● **What you need to do**: Work through the entries below and report how many lines include "name". The number alone is the answer.
#### Material shown ####
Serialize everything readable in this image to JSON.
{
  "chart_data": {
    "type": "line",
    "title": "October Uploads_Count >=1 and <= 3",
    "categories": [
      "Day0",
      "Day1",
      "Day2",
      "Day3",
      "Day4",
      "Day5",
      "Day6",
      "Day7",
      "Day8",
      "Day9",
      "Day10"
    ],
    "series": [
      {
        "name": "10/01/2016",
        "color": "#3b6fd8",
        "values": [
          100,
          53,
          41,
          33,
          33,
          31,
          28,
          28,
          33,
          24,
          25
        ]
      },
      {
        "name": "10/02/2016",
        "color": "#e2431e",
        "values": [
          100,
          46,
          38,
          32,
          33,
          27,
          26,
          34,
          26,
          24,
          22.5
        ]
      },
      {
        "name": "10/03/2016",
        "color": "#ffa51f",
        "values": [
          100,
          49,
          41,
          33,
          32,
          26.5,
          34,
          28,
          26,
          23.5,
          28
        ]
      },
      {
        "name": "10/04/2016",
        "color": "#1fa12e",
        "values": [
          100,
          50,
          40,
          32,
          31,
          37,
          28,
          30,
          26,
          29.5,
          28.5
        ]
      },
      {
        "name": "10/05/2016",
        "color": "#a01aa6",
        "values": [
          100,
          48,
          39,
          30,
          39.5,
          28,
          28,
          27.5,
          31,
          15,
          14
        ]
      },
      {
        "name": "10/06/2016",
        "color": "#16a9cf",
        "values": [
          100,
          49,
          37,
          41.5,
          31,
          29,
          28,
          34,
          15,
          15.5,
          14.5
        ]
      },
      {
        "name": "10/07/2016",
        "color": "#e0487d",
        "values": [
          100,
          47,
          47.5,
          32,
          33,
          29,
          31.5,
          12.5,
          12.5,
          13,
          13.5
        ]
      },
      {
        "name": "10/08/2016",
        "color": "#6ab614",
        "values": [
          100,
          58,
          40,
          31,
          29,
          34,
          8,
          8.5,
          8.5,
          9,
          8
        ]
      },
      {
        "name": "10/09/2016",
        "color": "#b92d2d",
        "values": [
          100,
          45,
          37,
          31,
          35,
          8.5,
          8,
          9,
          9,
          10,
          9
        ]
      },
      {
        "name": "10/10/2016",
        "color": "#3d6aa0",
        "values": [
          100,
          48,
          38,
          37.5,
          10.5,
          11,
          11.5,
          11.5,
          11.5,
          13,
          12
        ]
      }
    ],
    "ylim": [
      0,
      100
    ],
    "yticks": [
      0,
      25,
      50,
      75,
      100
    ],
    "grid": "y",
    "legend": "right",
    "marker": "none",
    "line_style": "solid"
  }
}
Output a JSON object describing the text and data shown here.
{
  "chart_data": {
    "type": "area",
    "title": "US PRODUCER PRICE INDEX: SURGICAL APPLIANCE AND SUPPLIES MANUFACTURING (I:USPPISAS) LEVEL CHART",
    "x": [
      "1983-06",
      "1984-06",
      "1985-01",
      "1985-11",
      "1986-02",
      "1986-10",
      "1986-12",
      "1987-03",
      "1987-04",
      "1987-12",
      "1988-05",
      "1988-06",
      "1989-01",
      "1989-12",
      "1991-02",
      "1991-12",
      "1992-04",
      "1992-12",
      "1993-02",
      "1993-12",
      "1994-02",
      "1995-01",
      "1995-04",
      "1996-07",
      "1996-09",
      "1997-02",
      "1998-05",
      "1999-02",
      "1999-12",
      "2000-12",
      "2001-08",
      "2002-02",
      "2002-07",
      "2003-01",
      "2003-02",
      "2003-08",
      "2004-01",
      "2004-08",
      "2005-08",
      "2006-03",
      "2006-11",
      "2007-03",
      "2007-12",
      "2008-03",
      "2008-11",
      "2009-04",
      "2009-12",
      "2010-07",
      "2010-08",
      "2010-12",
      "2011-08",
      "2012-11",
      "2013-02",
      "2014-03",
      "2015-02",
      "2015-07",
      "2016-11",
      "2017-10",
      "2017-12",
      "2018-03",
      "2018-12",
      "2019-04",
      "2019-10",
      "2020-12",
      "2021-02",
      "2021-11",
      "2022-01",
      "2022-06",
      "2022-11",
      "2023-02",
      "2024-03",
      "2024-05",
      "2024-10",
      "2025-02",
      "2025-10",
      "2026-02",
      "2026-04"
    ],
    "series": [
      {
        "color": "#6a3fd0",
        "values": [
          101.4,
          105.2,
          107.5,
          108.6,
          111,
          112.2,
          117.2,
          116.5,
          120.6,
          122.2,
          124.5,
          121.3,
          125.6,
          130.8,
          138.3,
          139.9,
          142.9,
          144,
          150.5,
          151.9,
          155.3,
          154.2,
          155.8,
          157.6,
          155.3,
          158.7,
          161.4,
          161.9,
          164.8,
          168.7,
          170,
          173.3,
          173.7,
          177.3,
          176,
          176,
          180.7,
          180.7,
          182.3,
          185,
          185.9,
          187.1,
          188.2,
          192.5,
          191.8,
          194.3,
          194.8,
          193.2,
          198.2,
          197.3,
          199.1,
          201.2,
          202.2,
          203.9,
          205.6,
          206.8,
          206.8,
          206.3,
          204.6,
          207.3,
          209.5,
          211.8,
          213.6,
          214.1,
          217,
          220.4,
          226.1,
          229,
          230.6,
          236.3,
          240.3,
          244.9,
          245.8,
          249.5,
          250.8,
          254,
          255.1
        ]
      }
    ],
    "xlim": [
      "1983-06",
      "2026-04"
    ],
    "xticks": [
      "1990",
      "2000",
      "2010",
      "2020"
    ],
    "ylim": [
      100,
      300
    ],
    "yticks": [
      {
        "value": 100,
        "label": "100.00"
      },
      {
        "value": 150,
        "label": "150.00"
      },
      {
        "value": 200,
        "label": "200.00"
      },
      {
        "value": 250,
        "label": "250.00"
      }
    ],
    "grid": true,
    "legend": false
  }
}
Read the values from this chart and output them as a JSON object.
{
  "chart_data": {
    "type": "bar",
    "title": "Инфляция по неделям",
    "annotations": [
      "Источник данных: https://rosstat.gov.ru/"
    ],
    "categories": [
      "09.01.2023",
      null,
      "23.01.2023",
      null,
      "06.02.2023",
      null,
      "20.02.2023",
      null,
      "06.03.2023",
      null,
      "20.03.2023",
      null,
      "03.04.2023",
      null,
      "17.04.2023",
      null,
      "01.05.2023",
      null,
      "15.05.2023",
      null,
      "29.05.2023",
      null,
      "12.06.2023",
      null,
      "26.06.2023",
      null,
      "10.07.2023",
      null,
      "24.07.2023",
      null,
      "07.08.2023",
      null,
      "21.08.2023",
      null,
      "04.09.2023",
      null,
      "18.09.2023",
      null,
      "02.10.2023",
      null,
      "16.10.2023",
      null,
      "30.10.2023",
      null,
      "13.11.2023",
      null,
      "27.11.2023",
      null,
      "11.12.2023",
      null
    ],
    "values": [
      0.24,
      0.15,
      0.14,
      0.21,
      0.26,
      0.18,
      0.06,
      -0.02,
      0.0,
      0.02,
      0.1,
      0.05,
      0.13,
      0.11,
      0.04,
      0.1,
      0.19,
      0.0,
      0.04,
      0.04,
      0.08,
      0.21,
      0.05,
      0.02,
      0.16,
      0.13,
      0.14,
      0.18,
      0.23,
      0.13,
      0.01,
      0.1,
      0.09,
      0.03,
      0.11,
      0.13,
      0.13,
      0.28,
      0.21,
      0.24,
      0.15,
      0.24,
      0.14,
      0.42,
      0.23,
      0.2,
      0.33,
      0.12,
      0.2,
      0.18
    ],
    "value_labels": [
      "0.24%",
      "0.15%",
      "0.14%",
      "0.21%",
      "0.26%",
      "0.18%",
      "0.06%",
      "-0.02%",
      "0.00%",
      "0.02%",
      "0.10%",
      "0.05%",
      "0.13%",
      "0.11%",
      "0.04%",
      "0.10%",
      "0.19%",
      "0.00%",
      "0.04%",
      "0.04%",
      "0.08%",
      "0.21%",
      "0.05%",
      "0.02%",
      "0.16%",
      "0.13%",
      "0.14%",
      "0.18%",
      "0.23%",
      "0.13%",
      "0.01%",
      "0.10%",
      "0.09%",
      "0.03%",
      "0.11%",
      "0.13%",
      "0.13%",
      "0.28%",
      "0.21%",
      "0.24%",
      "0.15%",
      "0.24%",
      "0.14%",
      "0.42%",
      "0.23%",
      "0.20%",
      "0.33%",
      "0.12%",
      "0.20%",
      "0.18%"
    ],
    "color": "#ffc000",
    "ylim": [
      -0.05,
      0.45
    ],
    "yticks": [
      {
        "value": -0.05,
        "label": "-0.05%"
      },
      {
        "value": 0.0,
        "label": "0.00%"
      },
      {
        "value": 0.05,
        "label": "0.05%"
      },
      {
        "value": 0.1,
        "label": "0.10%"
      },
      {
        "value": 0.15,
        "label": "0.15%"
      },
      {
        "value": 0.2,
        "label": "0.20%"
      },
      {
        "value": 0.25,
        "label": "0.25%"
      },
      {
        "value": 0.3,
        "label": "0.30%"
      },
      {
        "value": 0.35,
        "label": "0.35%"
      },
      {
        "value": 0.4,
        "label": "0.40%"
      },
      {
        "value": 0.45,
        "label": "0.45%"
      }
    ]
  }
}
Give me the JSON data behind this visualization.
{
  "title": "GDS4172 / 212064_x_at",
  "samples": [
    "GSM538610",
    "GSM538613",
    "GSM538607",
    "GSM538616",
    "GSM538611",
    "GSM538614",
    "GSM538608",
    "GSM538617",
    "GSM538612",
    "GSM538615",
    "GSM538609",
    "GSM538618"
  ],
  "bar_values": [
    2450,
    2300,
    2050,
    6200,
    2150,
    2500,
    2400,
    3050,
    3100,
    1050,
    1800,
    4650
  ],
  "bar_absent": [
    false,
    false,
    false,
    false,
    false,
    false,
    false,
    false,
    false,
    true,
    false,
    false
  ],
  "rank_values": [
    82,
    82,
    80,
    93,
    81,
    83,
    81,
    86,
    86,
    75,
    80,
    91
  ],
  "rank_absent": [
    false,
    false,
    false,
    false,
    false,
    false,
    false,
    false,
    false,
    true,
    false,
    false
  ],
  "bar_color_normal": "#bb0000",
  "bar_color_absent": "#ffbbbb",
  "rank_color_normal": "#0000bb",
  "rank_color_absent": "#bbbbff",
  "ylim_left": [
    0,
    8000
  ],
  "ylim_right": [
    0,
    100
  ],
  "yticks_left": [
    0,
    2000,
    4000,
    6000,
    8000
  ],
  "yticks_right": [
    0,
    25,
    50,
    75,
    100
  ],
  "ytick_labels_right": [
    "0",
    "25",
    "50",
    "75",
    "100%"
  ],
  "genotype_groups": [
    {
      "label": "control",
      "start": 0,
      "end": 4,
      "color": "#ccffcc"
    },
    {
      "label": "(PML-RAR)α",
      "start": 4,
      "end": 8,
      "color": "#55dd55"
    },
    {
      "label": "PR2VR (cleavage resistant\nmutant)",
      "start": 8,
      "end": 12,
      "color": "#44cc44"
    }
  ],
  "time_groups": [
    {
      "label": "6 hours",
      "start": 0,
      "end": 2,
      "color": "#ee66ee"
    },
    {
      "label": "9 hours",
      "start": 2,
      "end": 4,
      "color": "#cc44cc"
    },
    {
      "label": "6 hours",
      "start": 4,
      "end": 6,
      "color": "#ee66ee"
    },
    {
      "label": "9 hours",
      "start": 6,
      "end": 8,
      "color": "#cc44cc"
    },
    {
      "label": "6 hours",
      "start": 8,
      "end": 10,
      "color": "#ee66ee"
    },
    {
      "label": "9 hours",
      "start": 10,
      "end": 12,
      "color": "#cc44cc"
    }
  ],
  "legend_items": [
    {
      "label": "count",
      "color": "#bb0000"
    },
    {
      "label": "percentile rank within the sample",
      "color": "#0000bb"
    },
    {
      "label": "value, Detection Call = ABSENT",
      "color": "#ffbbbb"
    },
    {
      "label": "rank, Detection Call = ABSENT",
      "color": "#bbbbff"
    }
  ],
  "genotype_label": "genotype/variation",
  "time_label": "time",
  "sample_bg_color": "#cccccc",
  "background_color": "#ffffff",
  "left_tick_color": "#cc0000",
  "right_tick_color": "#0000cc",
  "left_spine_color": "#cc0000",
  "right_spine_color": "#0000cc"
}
####
● **Correct result**: 10